'''

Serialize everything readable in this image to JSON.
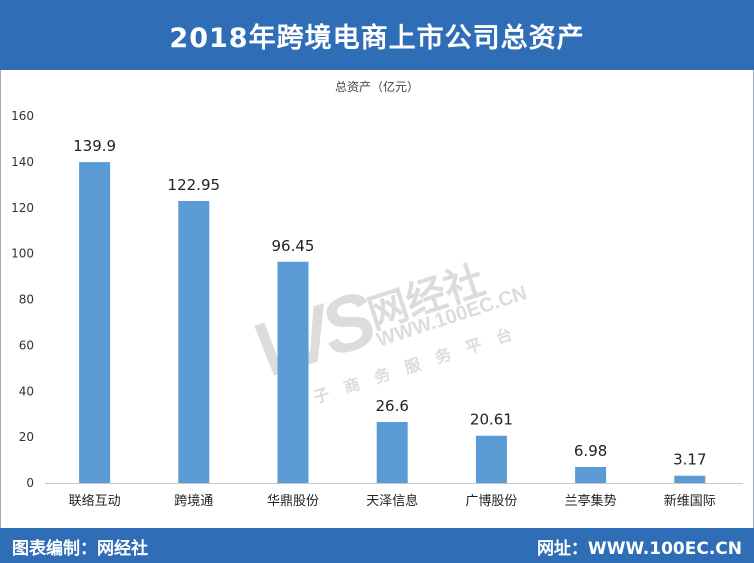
{
  "title": "2018年跨境电商上市公司总资产",
  "watermark": {
    "logo": "WS",
    "name": "网经社",
    "url": "WWW.100EC.CN",
    "tagline": "电子商务服务平台"
  },
  "footer": {
    "left": "图表编制：网经社",
    "right": "网址：WWW.100EC.CN"
  },
  "colors": {
    "header": "#2f6db6",
    "bar": "#5b9bd5"
  },
  "chart_data": {
    "type": "bar",
    "series_label": "总资产（亿元）",
    "categories": [
      "联络互动",
      "跨境通",
      "华鼎股份",
      "天泽信息",
      "广博股份",
      "兰亭集势",
      "新维国际"
    ],
    "values": [
      139.9,
      122.95,
      96.45,
      26.6,
      20.61,
      6.98,
      3.17
    ],
    "value_labels": [
      "139.9",
      "122.95",
      "96.45",
      "26.6",
      "20.61",
      "6.98",
      "3.17"
    ],
    "yticks": [
      "0",
      "20",
      "40",
      "60",
      "80",
      "100",
      "120",
      "140",
      "160"
    ],
    "ylim": [
      0,
      160
    ],
    "grid": false
  }
}
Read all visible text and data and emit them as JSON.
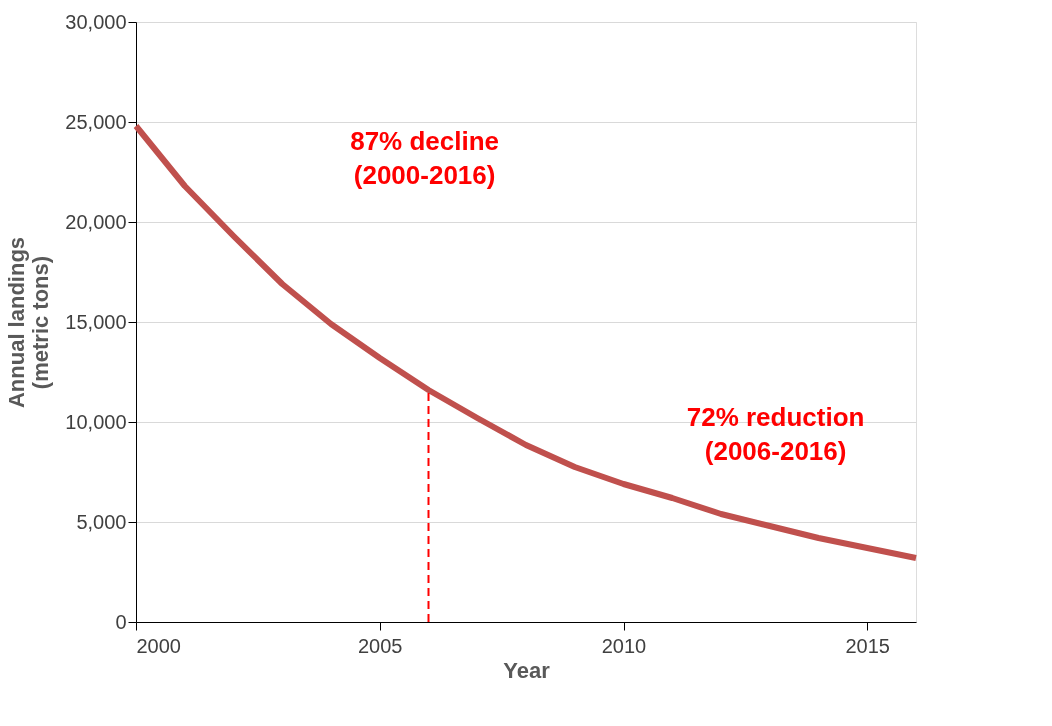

'''

Lines holding the word "JSON" in the entries above are the ones to pull out. Copy them all.

Serialize everything readable in this image to JSON.
Read all visible text and data and emit them as JSON.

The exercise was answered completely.